◆ To do ◆
Reproduce each record below exactly as written.

◆ Records for the exercise ◆
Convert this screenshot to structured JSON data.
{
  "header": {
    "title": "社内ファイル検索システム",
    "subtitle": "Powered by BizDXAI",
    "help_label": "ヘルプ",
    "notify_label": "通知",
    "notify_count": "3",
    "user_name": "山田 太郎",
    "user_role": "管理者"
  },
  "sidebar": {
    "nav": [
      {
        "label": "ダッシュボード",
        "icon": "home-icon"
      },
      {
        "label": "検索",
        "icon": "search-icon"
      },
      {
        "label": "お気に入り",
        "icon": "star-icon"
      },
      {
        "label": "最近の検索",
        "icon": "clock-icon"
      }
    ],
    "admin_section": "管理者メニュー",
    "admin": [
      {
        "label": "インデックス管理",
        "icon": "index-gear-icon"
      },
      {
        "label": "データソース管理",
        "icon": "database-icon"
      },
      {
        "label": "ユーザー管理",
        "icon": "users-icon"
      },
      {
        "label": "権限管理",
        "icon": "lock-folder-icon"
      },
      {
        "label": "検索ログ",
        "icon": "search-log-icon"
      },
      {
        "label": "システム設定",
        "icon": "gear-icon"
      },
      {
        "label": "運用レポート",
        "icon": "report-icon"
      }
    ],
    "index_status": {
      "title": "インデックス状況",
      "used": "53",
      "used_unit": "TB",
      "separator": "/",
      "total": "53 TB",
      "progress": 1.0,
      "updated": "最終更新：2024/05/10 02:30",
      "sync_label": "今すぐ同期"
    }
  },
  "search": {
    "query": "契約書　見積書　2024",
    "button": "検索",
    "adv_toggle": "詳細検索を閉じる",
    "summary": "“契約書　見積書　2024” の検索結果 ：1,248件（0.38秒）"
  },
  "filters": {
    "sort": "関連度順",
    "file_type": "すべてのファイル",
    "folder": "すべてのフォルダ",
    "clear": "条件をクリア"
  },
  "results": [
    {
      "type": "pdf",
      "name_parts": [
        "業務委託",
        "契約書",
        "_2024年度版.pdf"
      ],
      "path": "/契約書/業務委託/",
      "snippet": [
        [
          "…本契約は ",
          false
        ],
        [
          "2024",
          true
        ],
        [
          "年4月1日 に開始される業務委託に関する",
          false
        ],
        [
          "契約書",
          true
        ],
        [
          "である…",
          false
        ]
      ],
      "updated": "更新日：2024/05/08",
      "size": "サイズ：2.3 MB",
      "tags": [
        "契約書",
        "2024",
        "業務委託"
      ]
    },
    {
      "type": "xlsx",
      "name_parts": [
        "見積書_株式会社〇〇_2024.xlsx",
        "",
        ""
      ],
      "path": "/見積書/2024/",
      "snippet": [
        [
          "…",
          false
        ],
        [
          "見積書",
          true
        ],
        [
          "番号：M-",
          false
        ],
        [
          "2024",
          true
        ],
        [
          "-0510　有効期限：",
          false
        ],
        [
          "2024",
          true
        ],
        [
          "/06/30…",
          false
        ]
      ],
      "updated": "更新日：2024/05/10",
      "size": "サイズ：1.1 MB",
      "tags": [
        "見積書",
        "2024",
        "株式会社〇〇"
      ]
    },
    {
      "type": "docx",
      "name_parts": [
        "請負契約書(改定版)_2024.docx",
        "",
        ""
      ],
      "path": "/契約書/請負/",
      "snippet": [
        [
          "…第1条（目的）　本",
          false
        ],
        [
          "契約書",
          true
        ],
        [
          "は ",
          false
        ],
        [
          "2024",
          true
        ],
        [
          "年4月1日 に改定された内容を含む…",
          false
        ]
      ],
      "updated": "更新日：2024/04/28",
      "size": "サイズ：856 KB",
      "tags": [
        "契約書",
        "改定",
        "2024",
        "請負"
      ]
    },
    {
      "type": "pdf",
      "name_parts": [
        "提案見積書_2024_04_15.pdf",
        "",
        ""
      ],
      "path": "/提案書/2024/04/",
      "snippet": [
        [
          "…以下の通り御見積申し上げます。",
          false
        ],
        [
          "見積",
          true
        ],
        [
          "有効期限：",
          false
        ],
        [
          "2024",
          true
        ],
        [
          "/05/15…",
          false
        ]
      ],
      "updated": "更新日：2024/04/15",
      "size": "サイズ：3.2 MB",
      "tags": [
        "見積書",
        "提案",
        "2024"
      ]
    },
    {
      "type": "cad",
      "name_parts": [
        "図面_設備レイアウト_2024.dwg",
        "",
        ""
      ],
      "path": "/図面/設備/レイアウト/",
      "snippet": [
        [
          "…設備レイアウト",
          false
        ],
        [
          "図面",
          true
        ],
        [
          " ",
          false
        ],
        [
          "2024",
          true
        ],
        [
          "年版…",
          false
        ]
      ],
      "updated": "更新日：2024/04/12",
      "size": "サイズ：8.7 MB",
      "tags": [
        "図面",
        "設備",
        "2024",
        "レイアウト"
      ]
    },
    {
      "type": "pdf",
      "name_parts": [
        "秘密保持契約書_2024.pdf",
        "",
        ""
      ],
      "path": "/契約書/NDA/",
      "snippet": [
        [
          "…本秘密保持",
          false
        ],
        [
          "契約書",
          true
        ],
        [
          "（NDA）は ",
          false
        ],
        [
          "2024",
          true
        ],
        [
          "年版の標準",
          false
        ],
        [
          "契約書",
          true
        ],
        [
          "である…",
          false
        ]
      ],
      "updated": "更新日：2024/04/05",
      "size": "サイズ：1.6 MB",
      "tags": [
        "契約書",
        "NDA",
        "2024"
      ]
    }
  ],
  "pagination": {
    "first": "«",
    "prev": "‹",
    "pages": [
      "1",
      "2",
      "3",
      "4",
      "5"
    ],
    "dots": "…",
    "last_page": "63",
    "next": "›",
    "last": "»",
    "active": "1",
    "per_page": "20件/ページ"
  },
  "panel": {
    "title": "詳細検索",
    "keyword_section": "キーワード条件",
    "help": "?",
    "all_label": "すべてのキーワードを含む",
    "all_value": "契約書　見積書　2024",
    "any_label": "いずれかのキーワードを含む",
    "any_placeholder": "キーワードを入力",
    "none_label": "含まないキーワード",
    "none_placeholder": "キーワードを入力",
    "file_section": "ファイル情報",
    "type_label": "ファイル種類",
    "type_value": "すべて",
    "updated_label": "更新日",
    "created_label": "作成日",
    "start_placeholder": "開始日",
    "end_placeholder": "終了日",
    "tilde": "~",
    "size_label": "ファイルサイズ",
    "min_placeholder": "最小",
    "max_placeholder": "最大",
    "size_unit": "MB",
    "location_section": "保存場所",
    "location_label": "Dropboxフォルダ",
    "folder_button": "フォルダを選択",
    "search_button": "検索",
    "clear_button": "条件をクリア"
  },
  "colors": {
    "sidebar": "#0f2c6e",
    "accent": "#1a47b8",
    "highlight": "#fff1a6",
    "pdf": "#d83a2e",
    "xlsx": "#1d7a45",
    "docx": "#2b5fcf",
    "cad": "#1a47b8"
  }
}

◆ Response for this exercise ◆
Convert this screenshot to structured JSON data.
{
  "header": {
    "title": "社内ファイル検索システム",
    "subtitle": "Powered by BizDXAI",
    "help_label": "ヘルプ",
    "notify_label": "通知",
    "notify_count": "3",
    "user_name": "山田 太郎",
    "user_role": "管理者"
  },
  "sidebar": {
    "nav": [
      {
        "label": "ダッシュボード",
        "icon": "home-icon"
      },
      {
        "label": "検索",
        "icon": "search-icon"
      },
      {
        "label": "お気に入り",
        "icon": "star-icon"
      },
      {
        "label": "最近の検索",
        "icon": "clock-icon"
      }
    ],
    "admin_section": "管理者メニュー",
    "admin": [
      {
        "label": "インデックス管理",
        "icon": "index-gear-icon"
      },
      {
        "label": "データソース管理",
        "icon": "database-icon"
      },
      {
        "label": "ユーザー管理",
        "icon": "users-icon"
      },
      {
        "label": "権限管理",
        "icon": "lock-folder-icon"
      },
      {
        "label": "検索ログ",
        "icon": "search-log-icon"
      },
      {
        "label": "システム設定",
        "icon": "gear-icon"
      },
      {
        "label": "運用レポート",
        "icon": "report-icon"
      }
    ],
    "index_status": {
      "title": "インデックス状況",
      "used": "53",
      "used_unit": "TB",
      "separator": "/",
      "total": "53 TB",
      "progress": 1.0,
      "updated": "最終更新：2024/05/10 02:30",
      "sync_label": "今すぐ同期"
    }
  },
  "search": {
    "query": "契約書　見積書　2024",
    "button": "検索",
    "adv_toggle": "詳細検索を閉じる",
    "summary": "“契約書　見積書　2024” の検索結果 ：1,248件（0.38秒）"
  },
  "filters": {
    "sort": "関連度順",
    "file_type": "すべてのファイル",
    "folder": "すべてのフォルダ",
    "clear": "条件をクリア"
  },
  "results": [
    {
      "type": "pdf",
      "name_parts": [
        "業務委託",
        "契約書",
        "_2024年度版.pdf"
      ],
      "path": "/契約書/業務委託/",
      "snippet": [
        [
          "…本契約は ",
          false
        ],
        [
          "2024",
          true
        ],
        [
          "年4月1日 に開始される業務委託に関する",
          false
        ],
        [
          "契約書",
          true
        ],
        [
          "である…",
          false
        ]
      ],
      "updated": "更新日：2024/05/08",
      "size": "サイズ：2.3 MB",
      "tags": [
        "契約書",
        "2024",
        "業務委託"
      ]
    },
    {
      "type": "xlsx",
      "name_parts": [
        "見積書_株式会社〇〇_2024.xlsx",
        "",
        ""
      ],
      "path": "/見積書/2024/",
      "snippet": [
        [
          "…",
          false
        ],
        [
          "見積書",
          true
        ],
        [
          "番号：M-",
          false
        ],
        [
          "2024",
          true
        ],
        [
          "-0510　有効期限：",
          false
        ],
        [
          "2024",
          true
        ],
        [
          "/06/30…",
          false
        ]
      ],
      "updated": "更新日：2024/05/10",
      "size": "サイズ：1.1 MB",
      "tags": [
        "見積書",
        "2024",
        "株式会社〇〇"
      ]
    },
    {
      "type": "docx",
      "name_parts": [
        "請負契約書(改定版)_2024.docx",
        "",
        ""
      ],
      "path": "/契約書/請負/",
      "snippet": [
        [
          "…第1条（目的）　本",
          false
        ],
        [
          "契約書",
          true
        ],
        [
          "は ",
          false
        ],
        [
          "2024",
          true
        ],
        [
          "年4月1日 に改定された内容を含む…",
          false
        ]
      ],
      "updated": "更新日：2024/04/28",
      "size": "サイズ：856 KB",
      "tags": [
        "契約書",
        "改定",
        "2024",
        "請負"
      ]
    },
    {
      "type": "pdf",
      "name_parts": [
        "提案見積書_2024_04_15.pdf",
        "",
        ""
      ],
      "path": "/提案書/2024/04/",
      "snippet": [
        [
          "…以下の通り御見積申し上げます。",
          false
        ],
        [
          "見積",
          true
        ],
        [
          "有効期限：",
          false
        ],
        [
          "2024",
          true
        ],
        [
          "/05/15…",
          false
        ]
      ],
      "updated": "更新日：2024/04/15",
      "size": "サイズ：3.2 MB",
      "tags": [
        "見積書",
        "提案",
        "2024"
      ]
    },
    {
      "type": "cad",
      "name_parts": [
        "図面_設備レイアウト_2024.dwg",
        "",
        ""
      ],
      "path": "/図面/設備/レイアウト/",
      "snippet": [
        [
          "…設備レイアウト",
          false
        ],
        [
          "図面",
          true
        ],
        [
          " ",
          false
        ],
        [
          "2024",
          true
        ],
        [
          "年版…",
          false
        ]
      ],
      "updated": "更新日：2024/04/12",
      "size": "サイズ：8.7 MB",
      "tags": [
        "図面",
        "設備",
        "2024",
        "レイアウト"
      ]
    },
    {
      "type": "pdf",
      "name_parts": [
        "秘密保持契約書_2024.pdf",
        "",
        ""
      ],
      "path": "/契約書/NDA/",
      "snippet": [
        [
          "…本秘密保持",
          false
        ],
        [
          "契約書",
          true
        ],
        [
          "（NDA）は ",
          false
        ],
        [
          "2024",
          true
        ],
        [
          "年版の標準",
          false
        ],
        [
          "契約書",
          true
        ],
        [
          "である…",
          false
        ]
      ],
      "updated": "更新日：2024/04/05",
      "size": "サイズ：1.6 MB",
      "tags": [
        "契約書",
        "NDA",
        "2024"
      ]
    }
  ],
  "pagination": {
    "first": "«",
    "prev": "‹",
    "pages": [
      "1",
      "2",
      "3",
      "4",
      "5"
    ],
    "dots": "…",
    "last_page": "63",
    "next": "›",
    "last": "»",
    "active": "1",
    "per_page": "20件/ページ"
  },
  "panel": {
    "title": "詳細検索",
    "keyword_section": "キーワード条件",
    "help": "?",
    "all_label": "すべてのキーワードを含む",
    "all_value": "契約書　見積書　2024",
    "any_label": "いずれかのキーワードを含む",
    "any_placeholder": "キーワードを入力",
    "none_label": "含まないキーワード",
    "none_placeholder": "キーワードを入力",
    "file_section": "ファイル情報",
    "type_label": "ファイル種類",
    "type_value": "すべて",
    "updated_label": "更新日",
    "created_label": "作成日",
    "start_placeholder": "開始日",
    "end_placeholder": "終了日",
    "tilde": "~",
    "size_label": "ファイルサイズ",
    "min_placeholder": "最小",
    "max_placeholder": "最大",
    "size_unit": "MB",
    "location_section": "保存場所",
    "location_label": "Dropboxフォルダ",
    "folder_button": "フォルダを選択",
    "search_button": "検索",
    "clear_button": "条件をクリア"
  },
  "colors": {
    "sidebar": "#0f2c6e",
    "accent": "#1a47b8",
    "highlight": "#fff1a6",
    "pdf": "#d83a2e",
    "xlsx": "#1d7a45",
    "docx": "#2b5fcf",
    "cad": "#1a47b8"
  }
}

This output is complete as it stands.